DATA FOR THE TASK
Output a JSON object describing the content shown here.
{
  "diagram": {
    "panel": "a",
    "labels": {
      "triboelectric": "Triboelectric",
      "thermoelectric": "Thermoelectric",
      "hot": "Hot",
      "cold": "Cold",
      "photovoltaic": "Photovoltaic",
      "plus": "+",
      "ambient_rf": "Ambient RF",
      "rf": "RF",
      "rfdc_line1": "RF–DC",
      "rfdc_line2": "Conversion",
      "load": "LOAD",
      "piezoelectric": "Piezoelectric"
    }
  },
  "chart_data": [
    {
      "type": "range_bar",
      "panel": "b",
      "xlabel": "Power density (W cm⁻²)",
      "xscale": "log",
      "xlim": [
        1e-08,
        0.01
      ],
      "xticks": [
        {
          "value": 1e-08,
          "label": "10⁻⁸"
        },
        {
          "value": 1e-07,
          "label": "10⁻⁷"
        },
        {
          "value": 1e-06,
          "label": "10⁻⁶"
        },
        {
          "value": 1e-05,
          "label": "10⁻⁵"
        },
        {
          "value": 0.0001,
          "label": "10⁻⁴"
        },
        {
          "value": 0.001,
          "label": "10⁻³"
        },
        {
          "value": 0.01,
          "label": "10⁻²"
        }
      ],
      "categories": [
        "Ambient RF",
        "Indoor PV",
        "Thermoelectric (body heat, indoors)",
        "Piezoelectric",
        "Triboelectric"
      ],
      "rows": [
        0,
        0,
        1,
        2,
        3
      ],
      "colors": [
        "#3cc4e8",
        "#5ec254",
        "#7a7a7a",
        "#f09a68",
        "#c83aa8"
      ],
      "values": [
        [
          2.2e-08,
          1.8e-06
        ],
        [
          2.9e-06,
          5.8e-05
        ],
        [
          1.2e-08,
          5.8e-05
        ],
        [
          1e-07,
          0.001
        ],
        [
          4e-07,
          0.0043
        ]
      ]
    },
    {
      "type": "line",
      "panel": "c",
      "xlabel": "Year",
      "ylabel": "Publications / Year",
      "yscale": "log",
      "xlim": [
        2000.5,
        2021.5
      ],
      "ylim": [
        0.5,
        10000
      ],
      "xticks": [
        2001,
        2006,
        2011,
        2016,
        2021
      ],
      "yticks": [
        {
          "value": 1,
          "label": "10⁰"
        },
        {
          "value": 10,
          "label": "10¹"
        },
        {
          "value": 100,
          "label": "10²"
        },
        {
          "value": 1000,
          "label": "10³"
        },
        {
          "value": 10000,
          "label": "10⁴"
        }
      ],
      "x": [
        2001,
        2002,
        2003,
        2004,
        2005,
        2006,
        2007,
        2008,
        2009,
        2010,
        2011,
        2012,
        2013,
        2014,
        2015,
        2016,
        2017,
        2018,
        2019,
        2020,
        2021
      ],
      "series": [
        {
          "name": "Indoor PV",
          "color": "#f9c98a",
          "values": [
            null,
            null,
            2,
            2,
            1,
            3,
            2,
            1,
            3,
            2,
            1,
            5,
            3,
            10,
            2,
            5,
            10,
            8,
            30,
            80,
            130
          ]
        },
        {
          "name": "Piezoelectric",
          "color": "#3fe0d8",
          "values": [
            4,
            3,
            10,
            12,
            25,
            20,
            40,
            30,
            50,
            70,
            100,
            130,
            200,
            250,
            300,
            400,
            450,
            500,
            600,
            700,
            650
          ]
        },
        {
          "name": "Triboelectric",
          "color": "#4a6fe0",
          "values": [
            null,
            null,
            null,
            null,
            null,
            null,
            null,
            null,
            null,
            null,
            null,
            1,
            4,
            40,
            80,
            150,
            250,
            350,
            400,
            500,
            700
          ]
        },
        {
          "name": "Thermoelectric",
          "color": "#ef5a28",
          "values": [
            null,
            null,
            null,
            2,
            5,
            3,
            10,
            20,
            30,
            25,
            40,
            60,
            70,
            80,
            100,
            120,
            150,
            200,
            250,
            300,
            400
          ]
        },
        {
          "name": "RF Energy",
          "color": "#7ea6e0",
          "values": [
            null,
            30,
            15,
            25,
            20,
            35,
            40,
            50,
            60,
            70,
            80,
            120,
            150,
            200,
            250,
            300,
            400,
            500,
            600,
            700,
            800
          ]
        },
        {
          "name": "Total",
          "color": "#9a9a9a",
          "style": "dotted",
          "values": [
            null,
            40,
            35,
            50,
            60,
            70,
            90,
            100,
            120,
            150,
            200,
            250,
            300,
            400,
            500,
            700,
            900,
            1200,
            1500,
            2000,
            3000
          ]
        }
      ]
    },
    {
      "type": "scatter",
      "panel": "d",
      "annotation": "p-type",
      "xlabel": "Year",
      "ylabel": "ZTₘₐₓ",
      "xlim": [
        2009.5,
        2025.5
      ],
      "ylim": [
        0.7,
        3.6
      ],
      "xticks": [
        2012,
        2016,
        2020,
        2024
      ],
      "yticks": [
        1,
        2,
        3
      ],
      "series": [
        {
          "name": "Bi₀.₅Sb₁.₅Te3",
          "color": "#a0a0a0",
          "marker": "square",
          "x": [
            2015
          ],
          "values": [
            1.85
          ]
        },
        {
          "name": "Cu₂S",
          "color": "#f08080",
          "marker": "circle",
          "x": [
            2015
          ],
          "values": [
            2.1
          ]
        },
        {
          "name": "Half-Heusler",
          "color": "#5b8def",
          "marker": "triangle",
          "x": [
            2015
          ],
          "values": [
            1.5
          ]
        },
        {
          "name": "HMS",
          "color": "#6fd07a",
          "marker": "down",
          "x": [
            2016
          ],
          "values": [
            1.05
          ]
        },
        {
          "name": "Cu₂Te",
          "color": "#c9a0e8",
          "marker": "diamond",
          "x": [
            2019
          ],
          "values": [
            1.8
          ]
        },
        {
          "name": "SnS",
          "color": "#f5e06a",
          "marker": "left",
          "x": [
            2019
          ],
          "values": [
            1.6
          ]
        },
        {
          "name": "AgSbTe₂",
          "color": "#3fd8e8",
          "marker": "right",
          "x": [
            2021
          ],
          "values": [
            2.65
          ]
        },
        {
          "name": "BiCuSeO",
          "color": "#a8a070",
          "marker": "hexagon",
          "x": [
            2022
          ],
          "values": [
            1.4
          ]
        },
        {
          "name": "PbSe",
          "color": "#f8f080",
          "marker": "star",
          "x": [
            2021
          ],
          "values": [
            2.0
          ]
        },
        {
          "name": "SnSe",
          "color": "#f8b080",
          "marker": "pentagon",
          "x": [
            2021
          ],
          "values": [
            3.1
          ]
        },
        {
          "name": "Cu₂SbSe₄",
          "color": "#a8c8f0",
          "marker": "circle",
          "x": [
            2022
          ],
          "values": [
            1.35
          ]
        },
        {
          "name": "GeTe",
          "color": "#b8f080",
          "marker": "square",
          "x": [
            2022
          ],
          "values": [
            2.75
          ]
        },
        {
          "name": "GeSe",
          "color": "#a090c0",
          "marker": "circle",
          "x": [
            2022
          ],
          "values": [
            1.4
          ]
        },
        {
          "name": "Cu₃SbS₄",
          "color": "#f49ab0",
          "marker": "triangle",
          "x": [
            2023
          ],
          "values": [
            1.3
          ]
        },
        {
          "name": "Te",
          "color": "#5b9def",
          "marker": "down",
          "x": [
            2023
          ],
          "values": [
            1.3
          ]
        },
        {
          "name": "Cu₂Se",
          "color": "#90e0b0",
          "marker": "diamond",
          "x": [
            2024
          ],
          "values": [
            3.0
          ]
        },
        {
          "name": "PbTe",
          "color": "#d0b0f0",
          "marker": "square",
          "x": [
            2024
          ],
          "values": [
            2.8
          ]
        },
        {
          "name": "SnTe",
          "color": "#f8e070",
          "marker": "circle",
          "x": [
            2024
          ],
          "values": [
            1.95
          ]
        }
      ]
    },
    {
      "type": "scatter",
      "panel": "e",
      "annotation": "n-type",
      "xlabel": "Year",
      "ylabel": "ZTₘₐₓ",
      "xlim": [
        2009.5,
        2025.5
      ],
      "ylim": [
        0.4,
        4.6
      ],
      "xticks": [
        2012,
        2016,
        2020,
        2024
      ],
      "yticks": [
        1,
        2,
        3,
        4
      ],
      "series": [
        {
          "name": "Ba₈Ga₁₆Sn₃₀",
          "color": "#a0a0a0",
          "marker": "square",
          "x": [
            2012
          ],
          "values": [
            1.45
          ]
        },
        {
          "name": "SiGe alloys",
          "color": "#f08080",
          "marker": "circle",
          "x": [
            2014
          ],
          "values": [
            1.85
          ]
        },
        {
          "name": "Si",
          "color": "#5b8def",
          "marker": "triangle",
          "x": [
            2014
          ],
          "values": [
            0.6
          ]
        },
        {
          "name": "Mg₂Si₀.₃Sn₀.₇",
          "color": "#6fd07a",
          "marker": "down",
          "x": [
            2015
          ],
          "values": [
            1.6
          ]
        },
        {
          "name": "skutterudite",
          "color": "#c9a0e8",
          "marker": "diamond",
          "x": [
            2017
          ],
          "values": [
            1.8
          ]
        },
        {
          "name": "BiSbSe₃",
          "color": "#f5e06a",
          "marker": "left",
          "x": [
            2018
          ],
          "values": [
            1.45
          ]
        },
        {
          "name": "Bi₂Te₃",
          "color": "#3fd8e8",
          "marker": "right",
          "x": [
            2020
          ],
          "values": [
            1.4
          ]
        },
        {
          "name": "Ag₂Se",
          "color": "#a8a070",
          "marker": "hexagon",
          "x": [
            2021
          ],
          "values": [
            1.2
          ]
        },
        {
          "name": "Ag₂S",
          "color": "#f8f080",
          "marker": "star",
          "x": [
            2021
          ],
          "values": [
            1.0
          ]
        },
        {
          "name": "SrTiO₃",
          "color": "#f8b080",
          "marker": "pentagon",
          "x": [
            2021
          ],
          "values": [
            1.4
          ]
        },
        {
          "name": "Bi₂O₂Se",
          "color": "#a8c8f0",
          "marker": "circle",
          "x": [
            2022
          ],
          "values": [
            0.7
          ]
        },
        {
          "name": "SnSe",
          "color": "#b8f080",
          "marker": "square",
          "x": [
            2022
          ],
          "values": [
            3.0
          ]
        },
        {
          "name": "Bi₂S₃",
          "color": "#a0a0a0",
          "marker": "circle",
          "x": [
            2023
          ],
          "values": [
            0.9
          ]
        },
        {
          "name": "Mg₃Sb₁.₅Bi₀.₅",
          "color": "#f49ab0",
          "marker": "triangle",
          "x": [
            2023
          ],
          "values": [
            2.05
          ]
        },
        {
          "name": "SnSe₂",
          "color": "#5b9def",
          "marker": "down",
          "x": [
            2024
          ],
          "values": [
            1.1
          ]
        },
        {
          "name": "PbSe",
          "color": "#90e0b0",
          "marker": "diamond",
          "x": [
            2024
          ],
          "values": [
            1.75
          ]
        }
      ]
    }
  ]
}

THE EXERCISE
State how many lines of the entries above include the word "type", offering no text other than the number.

SOLVED PROBLEM
6